* [Exercise task]:
Determine which lines contain the word "from", then copy those lines.

* [Input material]:
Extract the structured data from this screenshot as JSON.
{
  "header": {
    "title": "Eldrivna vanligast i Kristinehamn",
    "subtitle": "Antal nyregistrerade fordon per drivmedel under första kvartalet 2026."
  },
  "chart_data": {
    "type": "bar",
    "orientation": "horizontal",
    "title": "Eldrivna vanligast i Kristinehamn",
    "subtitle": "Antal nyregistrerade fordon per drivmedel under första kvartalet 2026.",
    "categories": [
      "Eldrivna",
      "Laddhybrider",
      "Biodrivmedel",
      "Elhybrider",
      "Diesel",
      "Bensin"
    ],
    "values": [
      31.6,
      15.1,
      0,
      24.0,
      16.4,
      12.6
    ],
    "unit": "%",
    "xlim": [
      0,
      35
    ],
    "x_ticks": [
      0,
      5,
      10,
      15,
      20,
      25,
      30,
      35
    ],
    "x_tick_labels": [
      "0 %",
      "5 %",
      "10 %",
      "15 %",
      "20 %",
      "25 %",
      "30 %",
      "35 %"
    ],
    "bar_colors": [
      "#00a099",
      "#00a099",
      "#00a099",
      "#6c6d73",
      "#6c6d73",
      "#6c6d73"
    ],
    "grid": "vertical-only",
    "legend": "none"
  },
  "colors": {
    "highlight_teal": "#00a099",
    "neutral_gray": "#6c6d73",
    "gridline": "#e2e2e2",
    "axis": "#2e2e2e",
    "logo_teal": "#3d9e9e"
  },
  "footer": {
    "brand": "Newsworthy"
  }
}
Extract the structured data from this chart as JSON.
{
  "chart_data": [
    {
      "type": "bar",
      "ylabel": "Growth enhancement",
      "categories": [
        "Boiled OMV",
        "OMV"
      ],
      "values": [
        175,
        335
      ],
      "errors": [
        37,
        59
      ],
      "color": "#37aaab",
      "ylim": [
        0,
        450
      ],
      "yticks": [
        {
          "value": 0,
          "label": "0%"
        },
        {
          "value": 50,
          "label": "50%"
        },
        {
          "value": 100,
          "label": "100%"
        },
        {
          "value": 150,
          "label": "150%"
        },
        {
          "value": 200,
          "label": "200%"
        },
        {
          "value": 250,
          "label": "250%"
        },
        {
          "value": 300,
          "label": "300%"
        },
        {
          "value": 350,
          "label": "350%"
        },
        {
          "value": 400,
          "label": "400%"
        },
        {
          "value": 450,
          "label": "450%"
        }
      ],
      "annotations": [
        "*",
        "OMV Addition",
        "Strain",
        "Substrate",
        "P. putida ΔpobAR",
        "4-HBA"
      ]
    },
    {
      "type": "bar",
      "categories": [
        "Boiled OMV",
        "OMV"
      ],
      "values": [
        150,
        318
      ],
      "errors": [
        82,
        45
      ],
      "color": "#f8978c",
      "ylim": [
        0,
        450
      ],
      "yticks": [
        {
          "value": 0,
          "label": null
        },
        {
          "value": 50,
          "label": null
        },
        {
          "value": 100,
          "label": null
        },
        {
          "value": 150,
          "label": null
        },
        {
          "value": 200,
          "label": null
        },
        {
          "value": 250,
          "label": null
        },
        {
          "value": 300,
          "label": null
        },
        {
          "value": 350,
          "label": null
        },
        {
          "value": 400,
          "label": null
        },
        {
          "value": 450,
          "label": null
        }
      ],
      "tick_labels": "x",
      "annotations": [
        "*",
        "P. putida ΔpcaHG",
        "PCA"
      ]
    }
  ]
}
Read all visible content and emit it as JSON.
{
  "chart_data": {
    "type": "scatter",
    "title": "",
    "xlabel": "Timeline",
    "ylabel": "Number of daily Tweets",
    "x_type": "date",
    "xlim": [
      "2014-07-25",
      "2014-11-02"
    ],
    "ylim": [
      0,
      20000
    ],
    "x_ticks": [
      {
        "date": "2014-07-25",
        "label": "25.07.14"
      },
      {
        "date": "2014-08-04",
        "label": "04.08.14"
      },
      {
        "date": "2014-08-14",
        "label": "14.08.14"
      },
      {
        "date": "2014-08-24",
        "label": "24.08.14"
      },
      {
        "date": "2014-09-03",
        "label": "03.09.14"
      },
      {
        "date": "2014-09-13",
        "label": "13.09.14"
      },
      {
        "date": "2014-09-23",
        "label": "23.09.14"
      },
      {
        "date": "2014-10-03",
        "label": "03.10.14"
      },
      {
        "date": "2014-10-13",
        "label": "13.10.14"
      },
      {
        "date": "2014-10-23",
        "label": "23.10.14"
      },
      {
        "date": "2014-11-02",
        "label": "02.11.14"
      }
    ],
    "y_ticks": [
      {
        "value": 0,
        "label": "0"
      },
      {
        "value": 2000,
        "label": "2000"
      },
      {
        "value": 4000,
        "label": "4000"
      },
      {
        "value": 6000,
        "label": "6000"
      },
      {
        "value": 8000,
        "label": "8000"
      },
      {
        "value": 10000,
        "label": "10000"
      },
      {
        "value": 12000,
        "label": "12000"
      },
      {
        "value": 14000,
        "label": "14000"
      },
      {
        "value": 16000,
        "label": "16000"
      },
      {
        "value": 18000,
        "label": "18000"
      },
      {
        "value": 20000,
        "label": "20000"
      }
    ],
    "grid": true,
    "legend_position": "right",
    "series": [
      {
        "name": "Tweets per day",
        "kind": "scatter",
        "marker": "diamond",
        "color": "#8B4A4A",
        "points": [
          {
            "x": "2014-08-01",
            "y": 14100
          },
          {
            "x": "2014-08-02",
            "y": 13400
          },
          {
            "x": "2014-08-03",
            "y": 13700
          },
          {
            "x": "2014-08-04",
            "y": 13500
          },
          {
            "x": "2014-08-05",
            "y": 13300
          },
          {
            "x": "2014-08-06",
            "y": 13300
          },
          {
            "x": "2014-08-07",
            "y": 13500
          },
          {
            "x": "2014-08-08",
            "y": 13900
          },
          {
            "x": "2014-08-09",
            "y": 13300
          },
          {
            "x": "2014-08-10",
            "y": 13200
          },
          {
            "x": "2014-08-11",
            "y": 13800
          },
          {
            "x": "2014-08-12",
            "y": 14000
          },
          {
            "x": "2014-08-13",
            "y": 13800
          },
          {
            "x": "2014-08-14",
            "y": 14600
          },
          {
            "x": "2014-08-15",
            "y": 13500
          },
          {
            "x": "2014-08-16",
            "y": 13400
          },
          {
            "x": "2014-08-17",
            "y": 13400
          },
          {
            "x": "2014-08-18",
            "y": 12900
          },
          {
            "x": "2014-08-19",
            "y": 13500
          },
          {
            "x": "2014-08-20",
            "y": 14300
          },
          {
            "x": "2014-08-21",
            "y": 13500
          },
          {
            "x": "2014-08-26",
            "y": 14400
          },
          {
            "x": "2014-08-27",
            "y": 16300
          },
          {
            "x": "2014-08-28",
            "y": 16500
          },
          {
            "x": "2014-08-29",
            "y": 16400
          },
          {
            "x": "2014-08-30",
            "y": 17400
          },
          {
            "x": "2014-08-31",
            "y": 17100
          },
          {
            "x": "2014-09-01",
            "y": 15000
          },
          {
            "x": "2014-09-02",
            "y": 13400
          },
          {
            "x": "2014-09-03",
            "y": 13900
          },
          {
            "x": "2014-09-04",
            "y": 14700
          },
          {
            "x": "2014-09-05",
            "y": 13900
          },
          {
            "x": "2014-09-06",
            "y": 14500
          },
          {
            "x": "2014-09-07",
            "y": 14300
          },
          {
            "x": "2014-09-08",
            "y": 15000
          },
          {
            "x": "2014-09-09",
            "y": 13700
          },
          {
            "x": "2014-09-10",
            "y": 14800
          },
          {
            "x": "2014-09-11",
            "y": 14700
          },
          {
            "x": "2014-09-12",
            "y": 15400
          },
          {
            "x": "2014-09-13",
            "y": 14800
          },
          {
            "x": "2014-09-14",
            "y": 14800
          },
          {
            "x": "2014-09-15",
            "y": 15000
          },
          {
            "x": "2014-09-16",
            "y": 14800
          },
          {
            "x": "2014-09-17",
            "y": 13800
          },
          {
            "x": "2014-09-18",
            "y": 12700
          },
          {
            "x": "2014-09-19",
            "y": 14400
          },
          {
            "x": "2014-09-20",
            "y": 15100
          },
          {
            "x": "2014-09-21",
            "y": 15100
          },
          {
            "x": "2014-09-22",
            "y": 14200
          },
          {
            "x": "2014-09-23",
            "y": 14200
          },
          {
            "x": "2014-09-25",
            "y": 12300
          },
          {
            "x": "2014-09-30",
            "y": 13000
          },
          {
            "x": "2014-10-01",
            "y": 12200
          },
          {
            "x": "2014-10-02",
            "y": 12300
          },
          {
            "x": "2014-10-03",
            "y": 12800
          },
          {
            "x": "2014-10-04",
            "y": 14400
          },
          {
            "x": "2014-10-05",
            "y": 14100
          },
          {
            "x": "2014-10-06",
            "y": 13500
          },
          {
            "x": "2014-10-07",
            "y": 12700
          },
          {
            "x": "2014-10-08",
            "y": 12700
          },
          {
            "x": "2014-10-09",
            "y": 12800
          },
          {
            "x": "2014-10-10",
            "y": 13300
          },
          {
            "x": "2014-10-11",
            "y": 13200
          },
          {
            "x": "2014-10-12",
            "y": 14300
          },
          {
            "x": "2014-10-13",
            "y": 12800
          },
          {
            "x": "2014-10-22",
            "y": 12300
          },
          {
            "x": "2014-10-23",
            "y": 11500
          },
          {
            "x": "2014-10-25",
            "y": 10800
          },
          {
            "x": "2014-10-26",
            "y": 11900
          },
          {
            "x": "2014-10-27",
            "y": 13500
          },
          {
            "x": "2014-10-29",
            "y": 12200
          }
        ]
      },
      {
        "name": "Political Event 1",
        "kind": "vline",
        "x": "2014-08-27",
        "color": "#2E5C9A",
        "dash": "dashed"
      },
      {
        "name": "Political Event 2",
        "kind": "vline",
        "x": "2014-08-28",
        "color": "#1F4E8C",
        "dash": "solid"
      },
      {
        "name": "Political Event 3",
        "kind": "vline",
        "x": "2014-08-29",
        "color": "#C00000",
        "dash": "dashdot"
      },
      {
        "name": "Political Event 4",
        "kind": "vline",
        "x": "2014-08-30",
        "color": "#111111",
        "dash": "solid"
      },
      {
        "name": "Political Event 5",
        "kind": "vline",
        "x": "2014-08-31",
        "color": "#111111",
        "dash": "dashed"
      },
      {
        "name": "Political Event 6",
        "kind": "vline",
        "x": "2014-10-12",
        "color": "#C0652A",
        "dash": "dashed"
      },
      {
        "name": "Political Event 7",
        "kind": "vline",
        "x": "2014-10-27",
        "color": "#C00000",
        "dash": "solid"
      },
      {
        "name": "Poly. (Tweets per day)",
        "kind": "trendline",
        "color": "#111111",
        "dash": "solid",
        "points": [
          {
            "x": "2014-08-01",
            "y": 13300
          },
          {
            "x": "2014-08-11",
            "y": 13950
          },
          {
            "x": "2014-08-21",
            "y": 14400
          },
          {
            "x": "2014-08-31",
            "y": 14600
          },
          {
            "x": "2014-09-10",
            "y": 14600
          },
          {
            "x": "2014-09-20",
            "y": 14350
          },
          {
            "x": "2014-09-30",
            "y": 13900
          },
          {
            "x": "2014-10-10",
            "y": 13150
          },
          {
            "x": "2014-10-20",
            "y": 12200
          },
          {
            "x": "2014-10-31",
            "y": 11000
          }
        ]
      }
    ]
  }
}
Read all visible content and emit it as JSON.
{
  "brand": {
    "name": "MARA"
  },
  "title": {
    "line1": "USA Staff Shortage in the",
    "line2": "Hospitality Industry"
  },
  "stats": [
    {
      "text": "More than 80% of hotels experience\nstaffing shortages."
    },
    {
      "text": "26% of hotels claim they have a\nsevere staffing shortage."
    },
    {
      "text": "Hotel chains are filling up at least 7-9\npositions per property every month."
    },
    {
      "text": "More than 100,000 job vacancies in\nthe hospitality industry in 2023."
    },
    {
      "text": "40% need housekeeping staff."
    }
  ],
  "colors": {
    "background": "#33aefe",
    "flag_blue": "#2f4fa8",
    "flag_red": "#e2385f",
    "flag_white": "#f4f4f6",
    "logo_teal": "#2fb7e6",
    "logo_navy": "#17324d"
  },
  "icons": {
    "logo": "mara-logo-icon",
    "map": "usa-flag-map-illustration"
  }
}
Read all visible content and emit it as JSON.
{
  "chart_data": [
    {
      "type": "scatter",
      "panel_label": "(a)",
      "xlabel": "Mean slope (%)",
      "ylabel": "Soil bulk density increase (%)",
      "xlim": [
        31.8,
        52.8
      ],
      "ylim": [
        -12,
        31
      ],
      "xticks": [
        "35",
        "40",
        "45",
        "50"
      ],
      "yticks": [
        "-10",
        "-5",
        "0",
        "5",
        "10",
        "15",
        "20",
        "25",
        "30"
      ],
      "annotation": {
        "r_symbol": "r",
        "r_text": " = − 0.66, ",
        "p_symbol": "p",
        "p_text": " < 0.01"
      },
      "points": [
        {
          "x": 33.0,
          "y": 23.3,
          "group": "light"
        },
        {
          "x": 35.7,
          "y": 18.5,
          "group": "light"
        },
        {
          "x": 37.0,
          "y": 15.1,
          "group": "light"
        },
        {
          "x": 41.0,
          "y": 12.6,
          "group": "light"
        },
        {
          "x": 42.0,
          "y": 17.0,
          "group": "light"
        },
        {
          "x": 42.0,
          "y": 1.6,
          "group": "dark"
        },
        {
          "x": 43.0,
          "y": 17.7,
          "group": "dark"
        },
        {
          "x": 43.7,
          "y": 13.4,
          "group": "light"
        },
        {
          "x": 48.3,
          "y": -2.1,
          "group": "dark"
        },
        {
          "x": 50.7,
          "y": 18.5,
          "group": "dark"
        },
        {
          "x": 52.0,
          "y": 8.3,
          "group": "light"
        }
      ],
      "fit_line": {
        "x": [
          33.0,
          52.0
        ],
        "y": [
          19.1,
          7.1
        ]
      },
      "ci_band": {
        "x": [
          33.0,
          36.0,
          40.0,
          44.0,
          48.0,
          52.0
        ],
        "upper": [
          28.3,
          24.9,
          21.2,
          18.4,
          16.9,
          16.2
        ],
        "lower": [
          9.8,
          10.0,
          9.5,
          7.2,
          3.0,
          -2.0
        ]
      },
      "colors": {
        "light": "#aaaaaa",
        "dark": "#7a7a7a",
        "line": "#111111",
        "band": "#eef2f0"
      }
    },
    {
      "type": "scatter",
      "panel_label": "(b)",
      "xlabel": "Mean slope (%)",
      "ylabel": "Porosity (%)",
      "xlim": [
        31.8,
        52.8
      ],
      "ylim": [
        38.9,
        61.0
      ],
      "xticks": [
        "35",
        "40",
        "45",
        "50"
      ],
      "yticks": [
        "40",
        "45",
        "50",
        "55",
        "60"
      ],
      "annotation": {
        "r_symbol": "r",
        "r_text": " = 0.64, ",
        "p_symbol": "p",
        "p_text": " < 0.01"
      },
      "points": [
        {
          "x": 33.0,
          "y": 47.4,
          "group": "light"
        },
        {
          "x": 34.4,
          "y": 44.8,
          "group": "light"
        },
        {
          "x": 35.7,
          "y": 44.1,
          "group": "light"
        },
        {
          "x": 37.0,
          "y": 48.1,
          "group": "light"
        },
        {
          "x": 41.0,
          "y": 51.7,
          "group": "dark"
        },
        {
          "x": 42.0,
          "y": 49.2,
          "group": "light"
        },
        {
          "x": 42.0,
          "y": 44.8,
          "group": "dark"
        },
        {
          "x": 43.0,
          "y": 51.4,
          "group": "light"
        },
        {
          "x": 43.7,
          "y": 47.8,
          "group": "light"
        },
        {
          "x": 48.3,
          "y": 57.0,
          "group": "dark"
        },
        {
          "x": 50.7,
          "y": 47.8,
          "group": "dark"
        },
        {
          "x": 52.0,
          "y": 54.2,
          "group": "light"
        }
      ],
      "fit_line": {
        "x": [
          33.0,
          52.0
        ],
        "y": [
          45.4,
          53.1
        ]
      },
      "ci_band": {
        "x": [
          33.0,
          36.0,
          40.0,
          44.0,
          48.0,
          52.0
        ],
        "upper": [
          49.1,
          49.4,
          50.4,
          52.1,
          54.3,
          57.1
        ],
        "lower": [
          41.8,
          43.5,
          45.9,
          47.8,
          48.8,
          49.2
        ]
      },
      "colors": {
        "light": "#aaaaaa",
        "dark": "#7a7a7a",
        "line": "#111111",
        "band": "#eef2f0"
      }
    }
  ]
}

* [Solution to this exercise]:
Extract the structured data from this screenshot as JSON.
Extract the structured data from this chart as JSON.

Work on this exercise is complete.